__AIM OF THE TASK__:
Repeat the data verbatim.
++++ DATA TO PROCESS
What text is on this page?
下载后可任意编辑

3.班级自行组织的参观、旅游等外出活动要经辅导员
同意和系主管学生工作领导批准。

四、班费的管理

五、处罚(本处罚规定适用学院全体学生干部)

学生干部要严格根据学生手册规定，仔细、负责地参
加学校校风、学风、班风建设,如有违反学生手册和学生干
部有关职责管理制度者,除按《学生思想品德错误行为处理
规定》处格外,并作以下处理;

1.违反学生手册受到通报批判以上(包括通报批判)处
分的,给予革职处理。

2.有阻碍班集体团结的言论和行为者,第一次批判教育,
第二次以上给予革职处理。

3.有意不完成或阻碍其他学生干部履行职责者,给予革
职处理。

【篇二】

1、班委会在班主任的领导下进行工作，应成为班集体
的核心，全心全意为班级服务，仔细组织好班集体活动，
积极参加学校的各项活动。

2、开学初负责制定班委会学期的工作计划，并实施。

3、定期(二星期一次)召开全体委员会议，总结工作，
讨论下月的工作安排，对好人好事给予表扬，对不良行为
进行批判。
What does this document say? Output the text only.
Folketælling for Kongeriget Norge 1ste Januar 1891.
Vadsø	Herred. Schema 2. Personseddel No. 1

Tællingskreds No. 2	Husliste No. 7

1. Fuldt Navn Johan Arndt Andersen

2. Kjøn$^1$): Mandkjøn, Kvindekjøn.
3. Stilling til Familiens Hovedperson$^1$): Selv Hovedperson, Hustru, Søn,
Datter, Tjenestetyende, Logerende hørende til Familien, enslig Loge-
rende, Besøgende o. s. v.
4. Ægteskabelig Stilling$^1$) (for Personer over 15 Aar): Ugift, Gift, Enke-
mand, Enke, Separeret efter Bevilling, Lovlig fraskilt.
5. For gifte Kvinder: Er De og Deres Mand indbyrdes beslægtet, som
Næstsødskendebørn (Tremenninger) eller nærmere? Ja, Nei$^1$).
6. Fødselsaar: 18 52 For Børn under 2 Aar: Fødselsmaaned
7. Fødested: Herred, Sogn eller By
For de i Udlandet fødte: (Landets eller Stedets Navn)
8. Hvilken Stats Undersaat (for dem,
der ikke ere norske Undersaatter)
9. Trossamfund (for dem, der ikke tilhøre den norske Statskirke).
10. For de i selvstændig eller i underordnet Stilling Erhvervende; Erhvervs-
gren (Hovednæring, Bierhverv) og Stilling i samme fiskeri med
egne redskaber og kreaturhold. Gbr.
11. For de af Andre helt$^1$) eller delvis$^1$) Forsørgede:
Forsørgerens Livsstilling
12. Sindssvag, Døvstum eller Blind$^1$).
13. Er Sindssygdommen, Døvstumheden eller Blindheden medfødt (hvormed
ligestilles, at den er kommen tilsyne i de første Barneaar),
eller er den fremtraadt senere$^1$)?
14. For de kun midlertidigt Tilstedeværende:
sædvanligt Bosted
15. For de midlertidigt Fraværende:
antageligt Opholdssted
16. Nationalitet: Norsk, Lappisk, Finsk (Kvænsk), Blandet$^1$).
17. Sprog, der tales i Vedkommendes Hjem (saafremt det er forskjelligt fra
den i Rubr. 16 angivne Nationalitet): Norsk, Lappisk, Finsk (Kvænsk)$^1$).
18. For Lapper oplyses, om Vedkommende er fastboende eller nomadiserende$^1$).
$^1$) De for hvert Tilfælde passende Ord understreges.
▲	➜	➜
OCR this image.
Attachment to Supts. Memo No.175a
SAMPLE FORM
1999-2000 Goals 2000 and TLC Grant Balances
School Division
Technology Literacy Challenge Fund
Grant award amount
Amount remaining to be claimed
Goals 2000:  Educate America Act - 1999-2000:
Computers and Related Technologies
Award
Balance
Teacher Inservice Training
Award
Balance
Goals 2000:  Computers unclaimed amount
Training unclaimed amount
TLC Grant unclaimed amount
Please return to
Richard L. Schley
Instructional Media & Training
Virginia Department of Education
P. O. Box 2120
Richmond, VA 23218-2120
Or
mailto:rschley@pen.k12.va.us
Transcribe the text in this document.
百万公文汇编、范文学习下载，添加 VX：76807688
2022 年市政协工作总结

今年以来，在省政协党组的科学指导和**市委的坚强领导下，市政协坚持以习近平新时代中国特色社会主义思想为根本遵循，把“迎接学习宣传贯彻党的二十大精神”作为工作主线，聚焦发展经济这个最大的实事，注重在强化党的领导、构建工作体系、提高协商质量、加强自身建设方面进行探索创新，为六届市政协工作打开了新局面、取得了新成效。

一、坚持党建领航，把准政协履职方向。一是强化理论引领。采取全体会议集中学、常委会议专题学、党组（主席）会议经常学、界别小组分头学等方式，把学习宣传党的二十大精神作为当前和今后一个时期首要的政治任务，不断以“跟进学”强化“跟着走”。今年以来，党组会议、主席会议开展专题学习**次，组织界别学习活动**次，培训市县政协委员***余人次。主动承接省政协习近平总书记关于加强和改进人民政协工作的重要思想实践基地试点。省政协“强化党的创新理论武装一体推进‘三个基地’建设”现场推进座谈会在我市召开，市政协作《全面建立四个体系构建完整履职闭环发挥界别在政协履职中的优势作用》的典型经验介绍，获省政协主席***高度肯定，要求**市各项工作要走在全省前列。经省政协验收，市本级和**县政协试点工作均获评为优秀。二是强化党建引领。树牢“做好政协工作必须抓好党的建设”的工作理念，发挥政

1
++++++++
__SOLUTION BELOW__:
What text is on this page?
下载后可任意编辑

3.班级自行组织的参观、旅游等外出活动要经辅导员
同意和系主管学生工作领导批准。

四、班费的管理

五、处罚(本处罚规定适用学院全体学生干部)

学生干部要严格根据学生手册规定，仔细、负责地参
加学校校风、学风、班风建设,如有违反学生手册和学生干
部有关职责管理制度者,除按《学生思想品德错误行为处理
规定》处格外,并作以下处理;

1.违反学生手册受到通报批判以上(包括通报批判)处
分的,给予革职处理。

2.有阻碍班集体团结的言论和行为者,第一次批判教育,
第二次以上给予革职处理。

3.有意不完成或阻碍其他学生干部履行职责者,给予革
职处理。

【篇二】

1、班委会在班主任的领导下进行工作，应成为班集体
的核心，全心全意为班级服务，仔细组织好班集体活动，
积极参加学校的各项活动。

2、开学初负责制定班委会学期的工作计划，并实施。

3、定期(二星期一次)召开全体委员会议，总结工作，
讨论下月的工作安排，对好人好事给予表扬，对不良行为
进行批判。
What does this document say? Output the text only.
Folketælling for Kongeriget Norge 1ste Januar 1891.
Vadsø	Herred. Schema 2. Personseddel No. 1

Tællingskreds No. 2	Husliste No. 7

1. Fuldt Navn Johan Arndt Andersen

2. Kjøn$^1$): Mandkjøn, Kvindekjøn.
3. Stilling til Familiens Hovedperson$^1$): Selv Hovedperson, Hustru, Søn,
Datter, Tjenestetyende, Logerende hørende til Familien, enslig Loge-
rende, Besøgende o. s. v.
4. Ægteskabelig Stilling$^1$) (for Personer over 15 Aar): Ugift, Gift, Enke-
mand, Enke, Separeret efter Bevilling, Lovlig fraskilt.
5. For gifte Kvinder: Er De og Deres Mand indbyrdes beslægtet, som
Næstsødskendebørn (Tremenninger) eller nærmere? Ja, Nei$^1$).
6. Fødselsaar: 18 52 For Børn under 2 Aar: Fødselsmaaned
7. Fødested: Herred, Sogn eller By
For de i Udlandet fødte: (Landets eller Stedets Navn)
8. Hvilken Stats Undersaat (for dem,
der ikke ere norske Undersaatter)
9. Trossamfund (for dem, der ikke tilhøre den norske Statskirke).
10. For de i selvstændig eller i underordnet Stilling Erhvervende; Erhvervs-
gren (Hovednæring, Bierhverv) og Stilling i samme fiskeri med
egne redskaber og kreaturhold. Gbr.
11. For de af Andre helt$^1$) eller delvis$^1$) Forsørgede:
Forsørgerens Livsstilling
12. Sindssvag, Døvstum eller Blind$^1$).
13. Er Sindssygdommen, Døvstumheden eller Blindheden medfødt (hvormed
ligestilles, at den er kommen tilsyne i de første Barneaar),
eller er den fremtraadt senere$^1$)?
14. For de kun midlertidigt Tilstedeværende:
sædvanligt Bosted
15. For de midlertidigt Fraværende:
antageligt Opholdssted
16. Nationalitet: Norsk, Lappisk, Finsk (Kvænsk), Blandet$^1$).
17. Sprog, der tales i Vedkommendes Hjem (saafremt det er forskjelligt fra
den i Rubr. 16 angivne Nationalitet): Norsk, Lappisk, Finsk (Kvænsk)$^1$).
18. For Lapper oplyses, om Vedkommende er fastboende eller nomadiserende$^1$).
$^1$) De for hvert Tilfælde passende Ord understreges.
▲	➜	➜
OCR this image.
Attachment to Supts. Memo No.175a
SAMPLE FORM
1999-2000 Goals 2000 and TLC Grant Balances
School Division
Technology Literacy Challenge Fund
Grant award amount
Amount remaining to be claimed
Goals 2000:  Educate America Act - 1999-2000:
Computers and Related Technologies
Award
Balance
Teacher Inservice Training
Award
Balance
Goals 2000:  Computers unclaimed amount
Training unclaimed amount
TLC Grant unclaimed amount
Please return to
Richard L. Schley
Instructional Media & Training
Virginia Department of Education
P. O. Box 2120
Richmond, VA 23218-2120
Or
mailto:rschley@pen.k12.va.us
Transcribe the text in this document.
百万公文汇编、范文学习下载，添加 VX：76807688
2022 年市政协工作总结

今年以来，在省政协党组的科学指导和**市委的坚强领导下，市政协坚持以习近平新时代中国特色社会主义思想为根本遵循，把“迎接学习宣传贯彻党的二十大精神”作为工作主线，聚焦发展经济这个最大的实事，注重在强化党的领导、构建工作体系、提高协商质量、加强自身建设方面进行探索创新，为六届市政协工作打开了新局面、取得了新成效。

一、坚持党建领航，把准政协履职方向。一是强化理论引领。采取全体会议集中学、常委会议专题学、党组（主席）会议经常学、界别小组分头学等方式，把学习宣传党的二十大精神作为当前和今后一个时期首要的政治任务，不断以“跟进学”强化“跟着走”。今年以来，党组会议、主席会议开展专题学习**次，组织界别学习活动**次，培训市县政协委员***余人次。主动承接省政协习近平总书记关于加强和改进人民政协工作的重要思想实践基地试点。省政协“强化党的创新理论武装一体推进‘三个基地’建设”现场推进座谈会在我市召开，市政协作《全面建立四个体系构建完整履职闭环发挥界别在政协履职中的优势作用》的典型经验介绍，获省政协主席***高度肯定，要求**市各项工作要走在全省前列。经省政协验收，市本级和**县政协试点工作均获评为优秀。二是强化党建引领。树牢“做好政协工作必须抓好党的建设”的工作理念，发挥政

1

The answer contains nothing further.